[[ Reading text open ]]

Beyond this, it would help to know WHY you would like additional json object entry like this? I know this is done by libs that emulate json via xml api (because of impedance between xml and json, due to conversion from xml to json), but for pure json solutions it is usually not needed.
Is it to allow you do figure out what actual type is?
If so, perhaps you could consider enabled polymorphic type information, to let Jackson handle it automatically? (see 1.5 release notes, entry for PTH, for details).
there is another way i used and that worked for me.
I am working with a third party jar, so i have no control for annotations.
So i had to write through bit of hack.
Override: org.codehaus.jackson.map.ser.BeanSerializerFactory.findBeanProperties(SerializationConfig, BasicBeanDescription)
Add your property as below
List<BeanPropertyWriter> props = super.findBeanProperties(config, beanDesc);
BeanPropertyWriter bpw = null;
try {
Class cc = beanDesc.getType().getRawClass();
Method m = cc.getMethod("getClass", null);
bpw = new BeanPropertyWriter("$className", null, null, m, null,true, null);
} catch (SecurityException e) {
// TODO
} catch (NoSuchMethodException e) {
// TODO
}
props.add(bpw);
return props;
This way i get more control and can do other kind of filters too.
#JsonTypeInfo(include=As.WRAPPER_OBJECT, use=Id.NAME)

[[ Reading text closed ]]
[[ Given records open ]]

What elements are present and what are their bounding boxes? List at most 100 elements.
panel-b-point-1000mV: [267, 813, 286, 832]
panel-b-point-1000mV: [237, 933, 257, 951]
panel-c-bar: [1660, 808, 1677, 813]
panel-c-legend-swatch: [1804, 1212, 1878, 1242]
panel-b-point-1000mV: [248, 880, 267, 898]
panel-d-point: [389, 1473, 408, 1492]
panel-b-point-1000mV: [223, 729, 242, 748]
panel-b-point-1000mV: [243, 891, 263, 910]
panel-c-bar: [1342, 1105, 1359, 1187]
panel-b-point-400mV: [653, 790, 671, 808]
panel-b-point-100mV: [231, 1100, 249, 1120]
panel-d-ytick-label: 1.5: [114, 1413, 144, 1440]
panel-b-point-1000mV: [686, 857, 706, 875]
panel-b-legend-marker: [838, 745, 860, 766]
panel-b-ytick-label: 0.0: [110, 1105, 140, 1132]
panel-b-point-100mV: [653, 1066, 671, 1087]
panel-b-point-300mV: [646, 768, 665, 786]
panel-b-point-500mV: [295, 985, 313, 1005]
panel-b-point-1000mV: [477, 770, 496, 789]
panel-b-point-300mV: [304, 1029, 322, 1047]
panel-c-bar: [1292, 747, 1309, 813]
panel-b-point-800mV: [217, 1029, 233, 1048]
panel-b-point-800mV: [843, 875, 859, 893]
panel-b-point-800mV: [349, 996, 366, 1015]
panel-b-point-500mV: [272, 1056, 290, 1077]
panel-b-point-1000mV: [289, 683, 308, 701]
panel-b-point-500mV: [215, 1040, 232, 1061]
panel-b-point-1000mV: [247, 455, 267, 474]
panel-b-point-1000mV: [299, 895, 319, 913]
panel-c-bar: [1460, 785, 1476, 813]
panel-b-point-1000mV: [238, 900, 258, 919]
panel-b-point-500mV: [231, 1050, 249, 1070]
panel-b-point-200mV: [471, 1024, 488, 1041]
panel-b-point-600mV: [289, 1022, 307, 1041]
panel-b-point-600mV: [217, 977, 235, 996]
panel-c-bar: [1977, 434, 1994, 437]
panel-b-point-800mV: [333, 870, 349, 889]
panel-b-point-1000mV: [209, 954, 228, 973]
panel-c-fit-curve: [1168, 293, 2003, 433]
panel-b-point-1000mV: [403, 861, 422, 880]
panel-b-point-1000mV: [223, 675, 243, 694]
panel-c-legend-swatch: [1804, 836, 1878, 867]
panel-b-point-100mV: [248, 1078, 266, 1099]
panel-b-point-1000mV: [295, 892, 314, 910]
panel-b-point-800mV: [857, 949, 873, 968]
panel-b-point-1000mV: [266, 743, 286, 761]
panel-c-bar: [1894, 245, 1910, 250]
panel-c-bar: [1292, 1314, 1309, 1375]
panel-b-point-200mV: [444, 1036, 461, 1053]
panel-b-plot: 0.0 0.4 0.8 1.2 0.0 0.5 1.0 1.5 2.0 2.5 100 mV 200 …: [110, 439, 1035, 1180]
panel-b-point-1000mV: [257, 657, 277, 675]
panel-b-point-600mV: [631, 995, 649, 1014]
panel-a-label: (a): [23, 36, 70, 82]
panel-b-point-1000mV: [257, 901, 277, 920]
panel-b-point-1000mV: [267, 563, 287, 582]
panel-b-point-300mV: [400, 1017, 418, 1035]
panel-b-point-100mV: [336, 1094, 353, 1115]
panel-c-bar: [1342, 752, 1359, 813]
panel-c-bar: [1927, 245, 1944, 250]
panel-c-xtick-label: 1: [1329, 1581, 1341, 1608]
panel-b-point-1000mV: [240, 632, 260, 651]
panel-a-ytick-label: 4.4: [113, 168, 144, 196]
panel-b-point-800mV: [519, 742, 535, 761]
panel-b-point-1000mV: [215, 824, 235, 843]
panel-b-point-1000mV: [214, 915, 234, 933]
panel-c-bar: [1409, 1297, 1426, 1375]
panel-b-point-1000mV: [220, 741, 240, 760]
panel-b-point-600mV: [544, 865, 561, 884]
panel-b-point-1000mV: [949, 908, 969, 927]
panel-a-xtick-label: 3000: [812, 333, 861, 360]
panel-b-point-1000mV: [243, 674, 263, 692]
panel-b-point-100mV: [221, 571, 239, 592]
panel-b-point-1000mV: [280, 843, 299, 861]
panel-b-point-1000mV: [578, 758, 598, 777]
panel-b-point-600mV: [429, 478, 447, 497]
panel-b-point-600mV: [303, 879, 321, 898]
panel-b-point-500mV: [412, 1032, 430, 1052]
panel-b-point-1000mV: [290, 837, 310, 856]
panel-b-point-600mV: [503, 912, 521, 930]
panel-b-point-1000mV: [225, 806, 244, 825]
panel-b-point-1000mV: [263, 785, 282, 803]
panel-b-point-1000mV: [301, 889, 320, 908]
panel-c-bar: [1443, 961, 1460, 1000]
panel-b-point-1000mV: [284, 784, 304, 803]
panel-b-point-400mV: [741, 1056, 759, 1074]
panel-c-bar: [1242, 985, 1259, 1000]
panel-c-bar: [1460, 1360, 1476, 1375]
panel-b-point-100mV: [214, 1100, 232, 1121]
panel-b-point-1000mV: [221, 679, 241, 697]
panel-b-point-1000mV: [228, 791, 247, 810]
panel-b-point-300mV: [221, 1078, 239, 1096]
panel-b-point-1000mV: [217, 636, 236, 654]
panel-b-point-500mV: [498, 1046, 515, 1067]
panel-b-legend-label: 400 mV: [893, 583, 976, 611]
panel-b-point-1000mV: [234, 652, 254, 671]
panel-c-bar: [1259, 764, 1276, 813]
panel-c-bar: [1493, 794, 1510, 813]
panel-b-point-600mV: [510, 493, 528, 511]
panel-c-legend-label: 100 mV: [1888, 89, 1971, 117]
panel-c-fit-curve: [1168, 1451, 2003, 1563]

[[ Given records closed ]]

= What the task asks =
Answer from the Jackson serialization text:
(a) Which release notes does it point to for details on polymorphic type information?
(b) Why couldn't the writer of the workaround use annotations?
(c) What property name is passed to the new BeanPropertyWriter in the code?
You won't need the entries for this.

= Written answer =
(a) The 1.5 release notes, in the entry for PTH.
(b) The writer was working with a third-party jar and had no control over annotations.
(c) "$className"